Dataset extract:

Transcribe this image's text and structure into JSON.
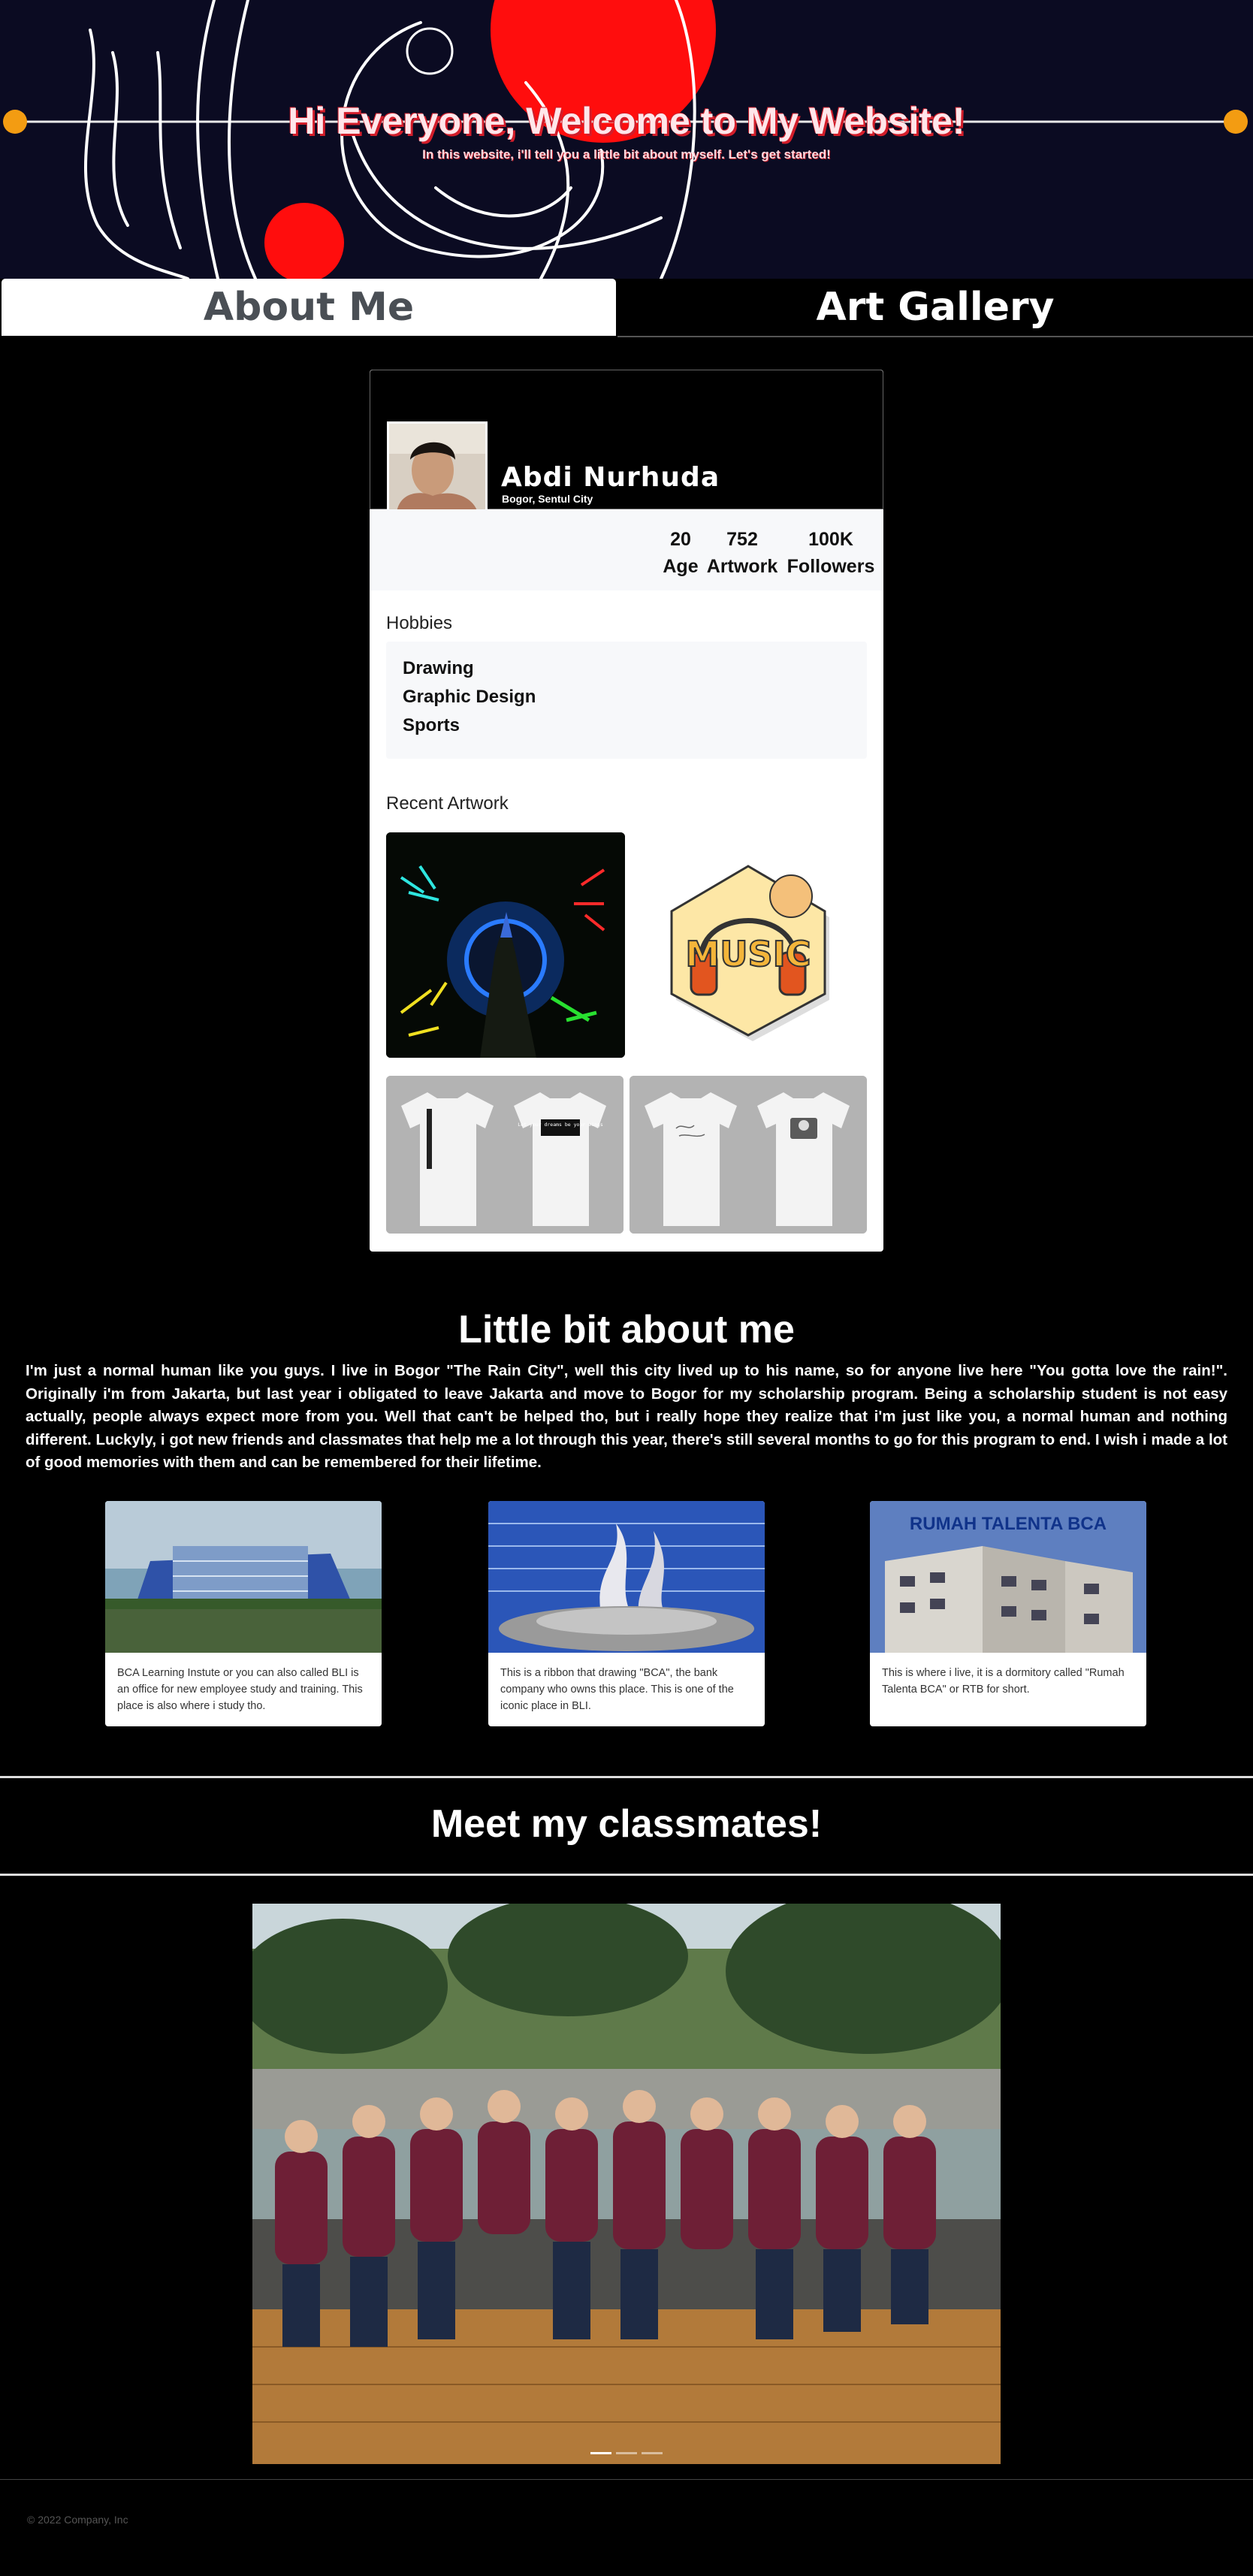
{
  "hero": {
    "title": "Hi Everyone, Welcome to My Website!",
    "subtitle": "In this website, i'll tell you a little bit about myself. Let's get started!"
  },
  "tabs": [
    {
      "label": "About Me",
      "active": true
    },
    {
      "label": "Art Gallery",
      "active": false
    }
  ],
  "profile": {
    "name": "Abdi Nurhuda",
    "location": "Bogor, Sentul City",
    "stats": [
      {
        "value": "20",
        "label": "Age"
      },
      {
        "value": "752",
        "label": "Artwork"
      },
      {
        "value": "100K",
        "label": "Followers"
      }
    ],
    "hobbies_label": "Hobbies",
    "hobbies": [
      "Drawing",
      "Graphic Design",
      "Sports"
    ],
    "recent_label": "Recent Artwork",
    "artwork_music_text": "MUSIC",
    "shirt_text": "Let your dreams be your wings"
  },
  "about": {
    "title": "Little bit about me",
    "text": "I'm just a normal human like you guys. I live in Bogor \"The Rain City\", well this city lived up to his name, so for anyone live here \"You gotta love the rain!\". Originally i'm from Jakarta, but last year i obligated to leave Jakarta and move to Bogor for my scholarship program. Being a scholarship student is not easy actually, people always expect more from you. Well that can't be helped tho, but i really hope they realize that i'm just like you, a normal human and nothing different. Luckyly, i got new friends and classmates that help me a lot through this year, there's still several months to go for this program to end. I wish i made a lot of good memories with them and can be remembered for their lifetime."
  },
  "places": [
    {
      "caption": "BCA Learning Instute or you can also called BLI is an office for new employee study and training. This place is also where i study tho."
    },
    {
      "caption": "This is a ribbon that drawing \"BCA\", the bank company who owns this place. This is one of the iconic place in BLI."
    },
    {
      "caption": "This is where i live, it is a dormitory called \"Rumah Talenta BCA\" or RTB for short.",
      "sign": "RUMAH TALENTA BCA"
    }
  ],
  "classmates": {
    "title": "Meet my classmates!",
    "slides": 3,
    "active_slide": 0
  },
  "footer": {
    "text": "© 2022 Company, Inc"
  },
  "colors": {
    "accent_red": "#ff0d0d",
    "accent_orange": "#f39c12",
    "hero_bg": "#0b0b22"
  }
}
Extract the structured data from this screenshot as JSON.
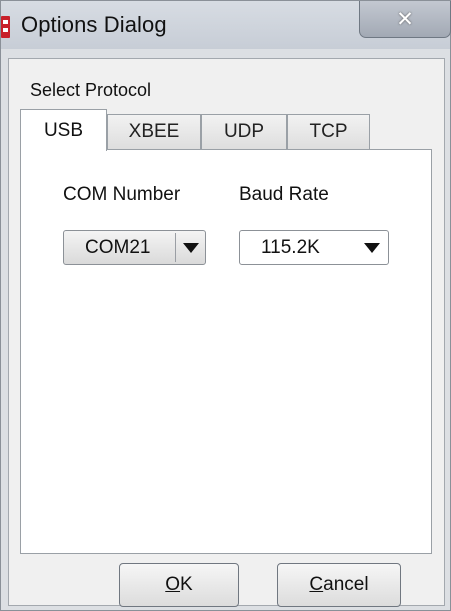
{
  "window": {
    "title": "Options Dialog",
    "close_glyph": "✕"
  },
  "group": {
    "label": "Select Protocol"
  },
  "tabs": [
    {
      "label": "USB",
      "active": true
    },
    {
      "label": "XBEE",
      "active": false
    },
    {
      "label": "UDP",
      "active": false
    },
    {
      "label": "TCP",
      "active": false
    }
  ],
  "usb": {
    "com_number": {
      "label": "COM Number",
      "value": "COM21"
    },
    "baud_rate": {
      "label": "Baud Rate",
      "value": "115.2K"
    }
  },
  "buttons": {
    "ok": "OK",
    "cancel": "Cancel"
  },
  "icons": {
    "app": "app-icon",
    "close": "close-icon",
    "dropdown": "dropdown-arrow-icon"
  },
  "colors": {
    "title_bar": "#c7cdd6",
    "dialog_background": "#f0f0f0",
    "app_icon": "#c8202a"
  }
}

Set exercise: Here the job is to quote the lines from the one with "Extract the structured" through the end of the material, both included, exactly; please skip the pictures.

Solution to the problem:
Extract the structured data from this screenshot as JSON.
{
  "window": {
    "title": "Options Dialog",
    "close_glyph": "✕"
  },
  "group": {
    "label": "Select Protocol"
  },
  "tabs": [
    {
      "label": "USB",
      "active": true
    },
    {
      "label": "XBEE",
      "active": false
    },
    {
      "label": "UDP",
      "active": false
    },
    {
      "label": "TCP",
      "active": false
    }
  ],
  "usb": {
    "com_number": {
      "label": "COM Number",
      "value": "COM21"
    },
    "baud_rate": {
      "label": "Baud Rate",
      "value": "115.2K"
    }
  },
  "buttons": {
    "ok": "OK",
    "cancel": "Cancel"
  },
  "icons": {
    "app": "app-icon",
    "close": "close-icon",
    "dropdown": "dropdown-arrow-icon"
  },
  "colors": {
    "title_bar": "#c7cdd6",
    "dialog_background": "#f0f0f0",
    "app_icon": "#c8202a"
  }
}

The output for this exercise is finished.